Task: Turn the lines starting with the one containing "List each element" and going on through the one containing "table-row [131, 836, 791, 981]" into a JSON list of strings, one string per line, with blank lines left out.

Extracted material:
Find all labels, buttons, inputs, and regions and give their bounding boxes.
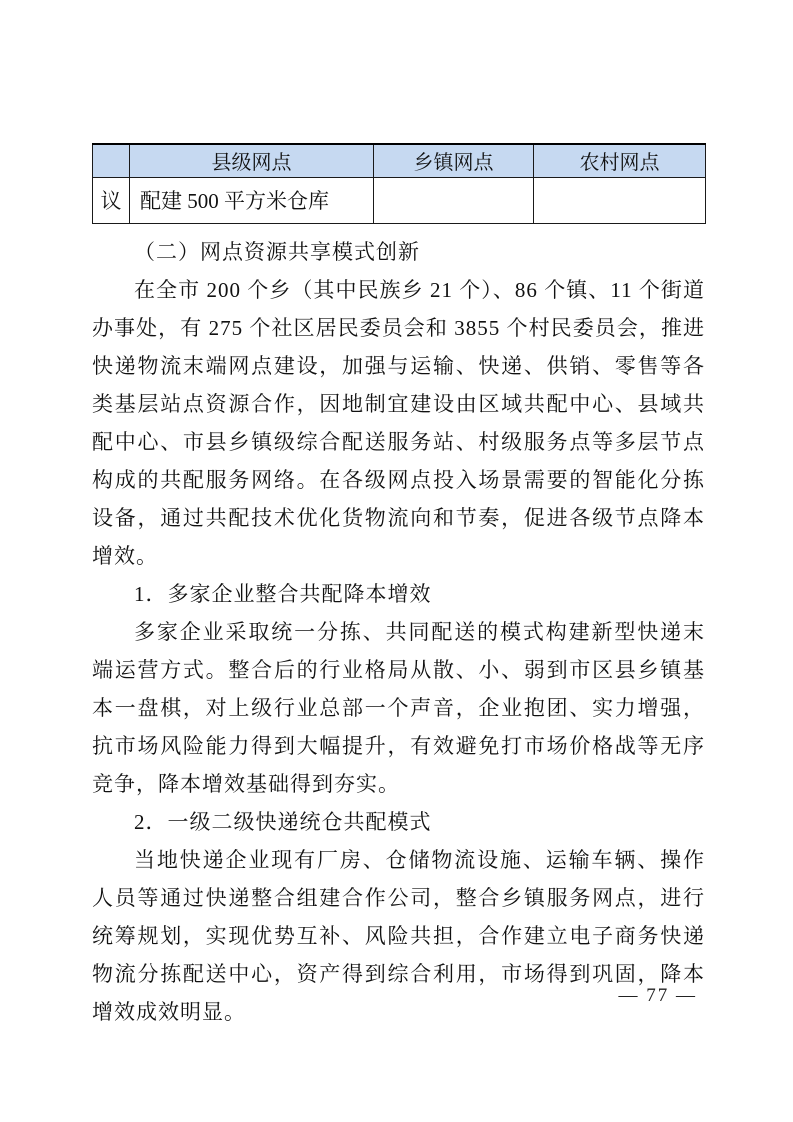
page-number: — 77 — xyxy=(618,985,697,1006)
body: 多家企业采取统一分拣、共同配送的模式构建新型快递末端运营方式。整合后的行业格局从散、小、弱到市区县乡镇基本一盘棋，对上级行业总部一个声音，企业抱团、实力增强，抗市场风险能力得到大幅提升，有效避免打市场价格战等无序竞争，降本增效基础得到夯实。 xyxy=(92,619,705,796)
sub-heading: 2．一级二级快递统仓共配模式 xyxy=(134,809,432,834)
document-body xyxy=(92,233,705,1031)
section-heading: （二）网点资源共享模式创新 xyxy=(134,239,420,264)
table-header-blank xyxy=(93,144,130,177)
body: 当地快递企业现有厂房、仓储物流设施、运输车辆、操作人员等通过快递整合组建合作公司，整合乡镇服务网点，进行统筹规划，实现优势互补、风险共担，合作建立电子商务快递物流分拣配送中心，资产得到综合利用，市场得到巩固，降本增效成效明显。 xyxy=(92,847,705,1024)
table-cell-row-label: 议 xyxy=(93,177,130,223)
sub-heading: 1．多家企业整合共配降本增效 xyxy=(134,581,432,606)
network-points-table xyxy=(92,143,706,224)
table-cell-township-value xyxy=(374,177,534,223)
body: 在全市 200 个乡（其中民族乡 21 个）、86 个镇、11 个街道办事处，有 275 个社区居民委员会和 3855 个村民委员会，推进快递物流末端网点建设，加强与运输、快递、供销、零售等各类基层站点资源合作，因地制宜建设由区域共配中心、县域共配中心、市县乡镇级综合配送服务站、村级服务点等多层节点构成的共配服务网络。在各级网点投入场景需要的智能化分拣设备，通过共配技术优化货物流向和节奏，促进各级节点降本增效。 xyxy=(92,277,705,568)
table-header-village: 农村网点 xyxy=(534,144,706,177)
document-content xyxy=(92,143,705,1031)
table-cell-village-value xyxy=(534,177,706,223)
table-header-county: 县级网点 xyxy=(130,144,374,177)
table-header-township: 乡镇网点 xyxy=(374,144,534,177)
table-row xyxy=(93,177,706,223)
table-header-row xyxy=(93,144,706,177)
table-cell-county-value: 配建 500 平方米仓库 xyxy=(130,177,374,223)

==

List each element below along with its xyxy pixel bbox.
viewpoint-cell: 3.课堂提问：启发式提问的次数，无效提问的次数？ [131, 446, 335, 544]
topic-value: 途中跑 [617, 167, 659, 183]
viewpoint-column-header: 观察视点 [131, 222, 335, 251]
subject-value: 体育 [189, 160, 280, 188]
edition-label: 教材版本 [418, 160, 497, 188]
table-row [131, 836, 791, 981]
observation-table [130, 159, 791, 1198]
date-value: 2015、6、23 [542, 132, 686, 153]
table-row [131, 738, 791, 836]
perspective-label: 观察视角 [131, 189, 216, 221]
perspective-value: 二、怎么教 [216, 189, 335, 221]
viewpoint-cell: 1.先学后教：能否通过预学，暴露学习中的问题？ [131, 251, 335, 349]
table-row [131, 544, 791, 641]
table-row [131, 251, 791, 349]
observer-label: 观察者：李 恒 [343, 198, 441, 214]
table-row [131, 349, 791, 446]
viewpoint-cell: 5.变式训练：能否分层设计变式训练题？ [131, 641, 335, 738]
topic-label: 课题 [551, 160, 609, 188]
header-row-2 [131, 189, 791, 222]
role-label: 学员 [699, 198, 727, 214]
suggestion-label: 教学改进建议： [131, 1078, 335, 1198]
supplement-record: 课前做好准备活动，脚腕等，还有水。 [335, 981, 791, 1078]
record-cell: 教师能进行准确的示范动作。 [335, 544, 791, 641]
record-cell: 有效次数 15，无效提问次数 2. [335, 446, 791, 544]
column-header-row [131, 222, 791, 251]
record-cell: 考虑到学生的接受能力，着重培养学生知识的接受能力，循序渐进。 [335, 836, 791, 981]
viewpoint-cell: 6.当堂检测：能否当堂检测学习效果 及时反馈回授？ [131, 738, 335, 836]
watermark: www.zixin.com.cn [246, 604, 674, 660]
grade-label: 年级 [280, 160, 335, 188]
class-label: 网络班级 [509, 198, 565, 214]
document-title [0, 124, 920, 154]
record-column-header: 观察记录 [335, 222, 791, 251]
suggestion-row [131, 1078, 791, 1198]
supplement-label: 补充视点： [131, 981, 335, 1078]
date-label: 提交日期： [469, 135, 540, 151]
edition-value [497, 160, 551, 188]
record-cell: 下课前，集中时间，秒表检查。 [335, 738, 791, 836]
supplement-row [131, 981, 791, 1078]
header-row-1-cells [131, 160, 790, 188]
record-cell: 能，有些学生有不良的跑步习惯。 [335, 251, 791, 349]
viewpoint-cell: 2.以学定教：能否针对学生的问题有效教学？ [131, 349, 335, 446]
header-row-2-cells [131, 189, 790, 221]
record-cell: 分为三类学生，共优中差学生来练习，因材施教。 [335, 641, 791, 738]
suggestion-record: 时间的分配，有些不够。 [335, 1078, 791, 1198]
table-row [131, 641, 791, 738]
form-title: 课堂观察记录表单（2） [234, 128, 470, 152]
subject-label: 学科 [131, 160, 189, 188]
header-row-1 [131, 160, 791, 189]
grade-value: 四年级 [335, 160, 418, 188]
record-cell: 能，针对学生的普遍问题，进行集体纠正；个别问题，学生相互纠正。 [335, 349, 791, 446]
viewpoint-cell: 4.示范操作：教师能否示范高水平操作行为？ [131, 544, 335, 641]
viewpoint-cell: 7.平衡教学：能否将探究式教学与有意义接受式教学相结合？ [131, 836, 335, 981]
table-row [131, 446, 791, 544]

Finished exercise:
[
  "List each element below along with its xyxy pixel bbox.",
  "viewpoint-cell: 3.课堂提问：启发式提问的次数，无效提问的次数？ [131, 446, 335, 544]",
  "topic-value: 途中跑 [617, 167, 659, 183]",
  "viewpoint-column-header: 观察视点 [131, 222, 335, 251]",
  "subject-value: 体育 [189, 160, 280, 188]",
  "edition-label: 教材版本 [418, 160, 497, 188]",
  "table-row [131, 836, 791, 981]"
]